Stored data
· · · · ·

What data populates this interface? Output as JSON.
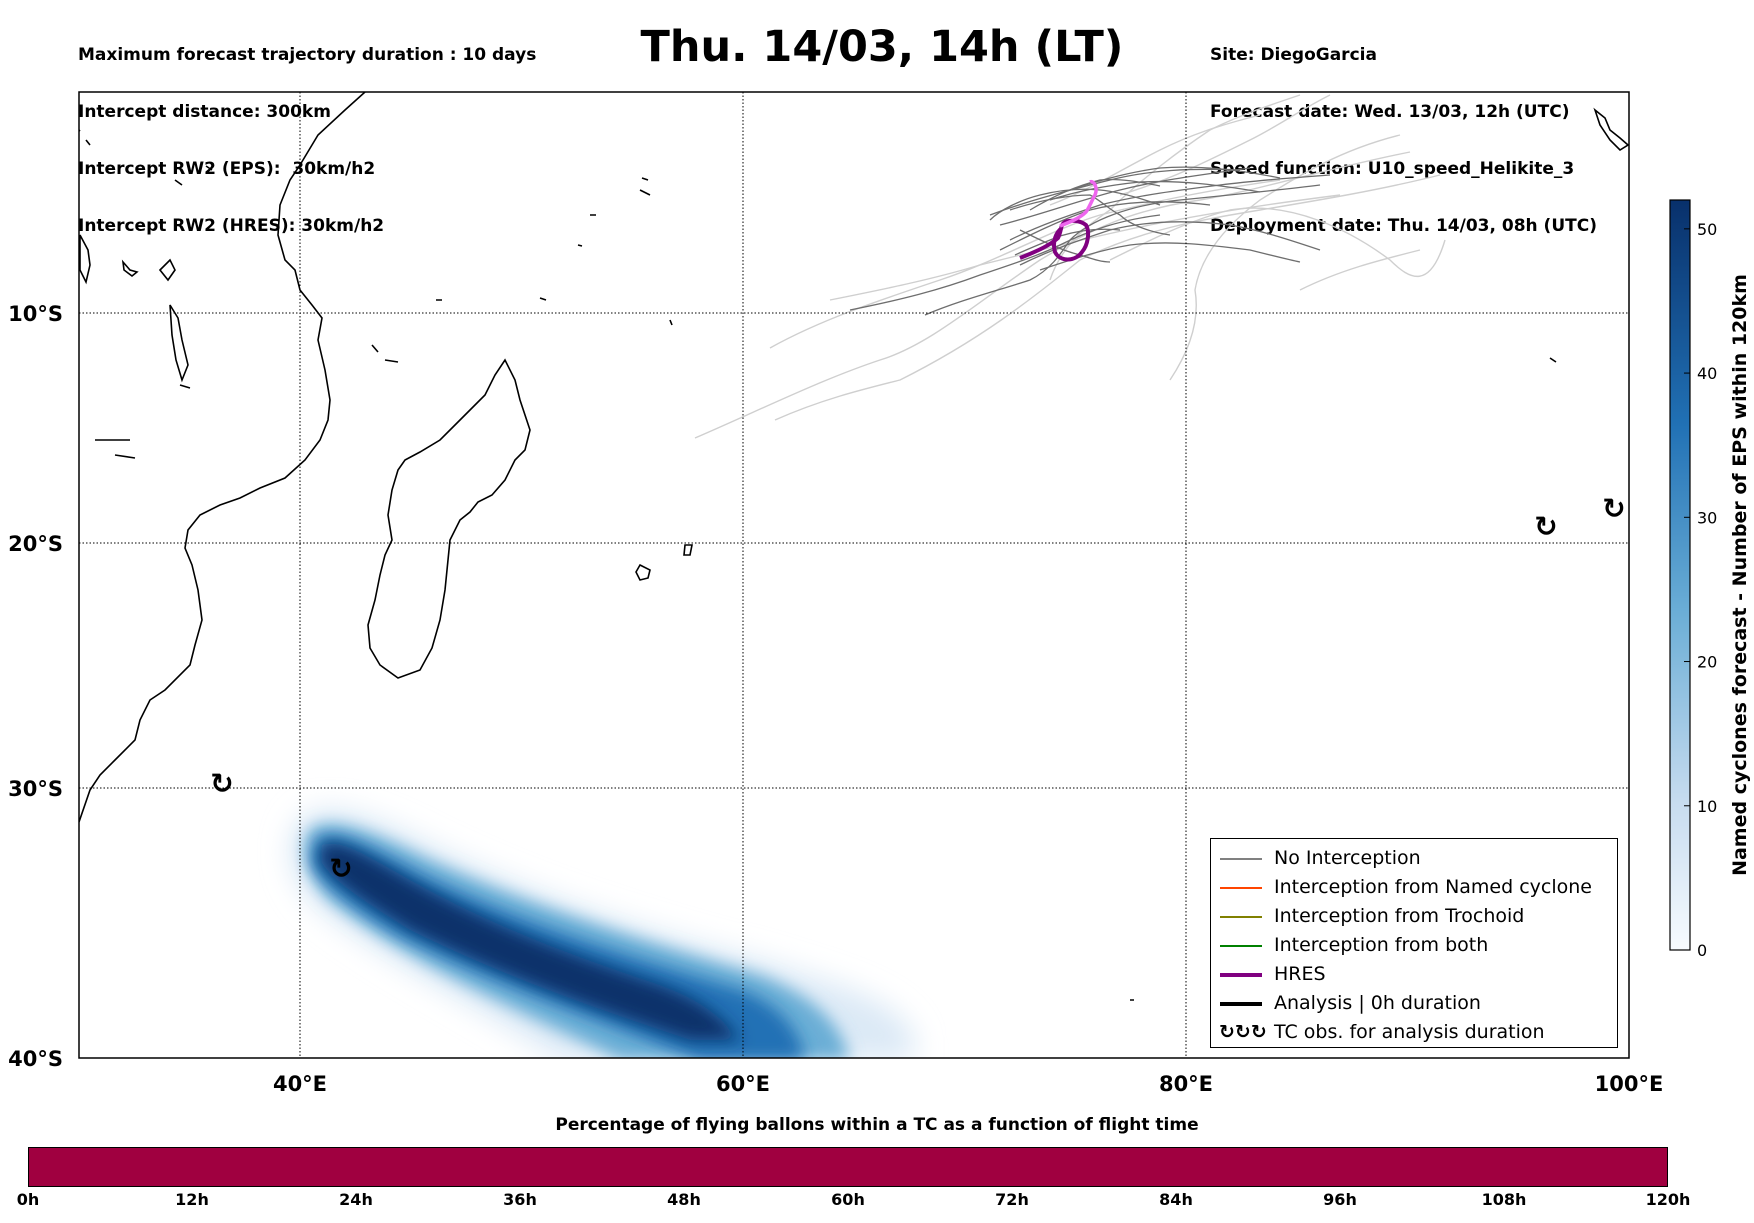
{
  "header_left": [
    "Maximum forecast trajectory duration : 10 days",
    "Intercept distance: 300km",
    "Intercept RW2 (EPS):  30km/h2",
    "Intercept RW2 (HRES): 30km/h2"
  ],
  "header_right": [
    "Site: DiegoGarcia",
    "Forecast date: Wed. 13/03, 12h (UTC)",
    "Speed function: U10_speed_Helikite_3",
    "Deployment date: Thu. 14/03, 08h (UTC)"
  ],
  "title": "Thu. 14/03, 14h (LT)",
  "map": {
    "lon_range": [
      30,
      100
    ],
    "lat_range": [
      -40,
      0
    ],
    "lon_ticks": [
      "40°E",
      "60°E",
      "80°E",
      "100°E"
    ],
    "lat_ticks": [
      "10°S",
      "20°S",
      "30°S",
      "40°S"
    ],
    "gridlines": true
  },
  "colorbar": {
    "label": "Named cyclones forecast - Number of EPS within 120km",
    "ticks": [
      "0",
      "10",
      "20",
      "30",
      "40",
      "50"
    ],
    "range": [
      0,
      52
    ],
    "colors": [
      "#f7fbff",
      "#08306b"
    ]
  },
  "legend": [
    {
      "label": "No Interception",
      "color": "#808080"
    },
    {
      "label": "Interception from Named cyclone",
      "color": "#ff4500"
    },
    {
      "label": "Interception from Trochoid",
      "color": "#808000"
    },
    {
      "label": "Interception from both",
      "color": "#008000"
    },
    {
      "label": "HRES",
      "color": "#800080"
    },
    {
      "label": "Analysis | 0h duration",
      "color": "#000000"
    },
    {
      "label": "TC obs. for analysis duration",
      "color": "#000000"
    }
  ],
  "legend_symbol": "↻↻↻",
  "tc_obs_symbol": "↻",
  "bottom": {
    "title": "Percentage of flying ballons within a TC as a function of flight time",
    "ticks": [
      "0h",
      "12h",
      "24h",
      "36h",
      "48h",
      "60h",
      "72h",
      "84h",
      "96h",
      "108h",
      "120h"
    ],
    "bar_color": "#a00040"
  }
}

· · · · ·

Request: Each line of the material that holds the string "title" counts once; give the total alone.

Reply: 2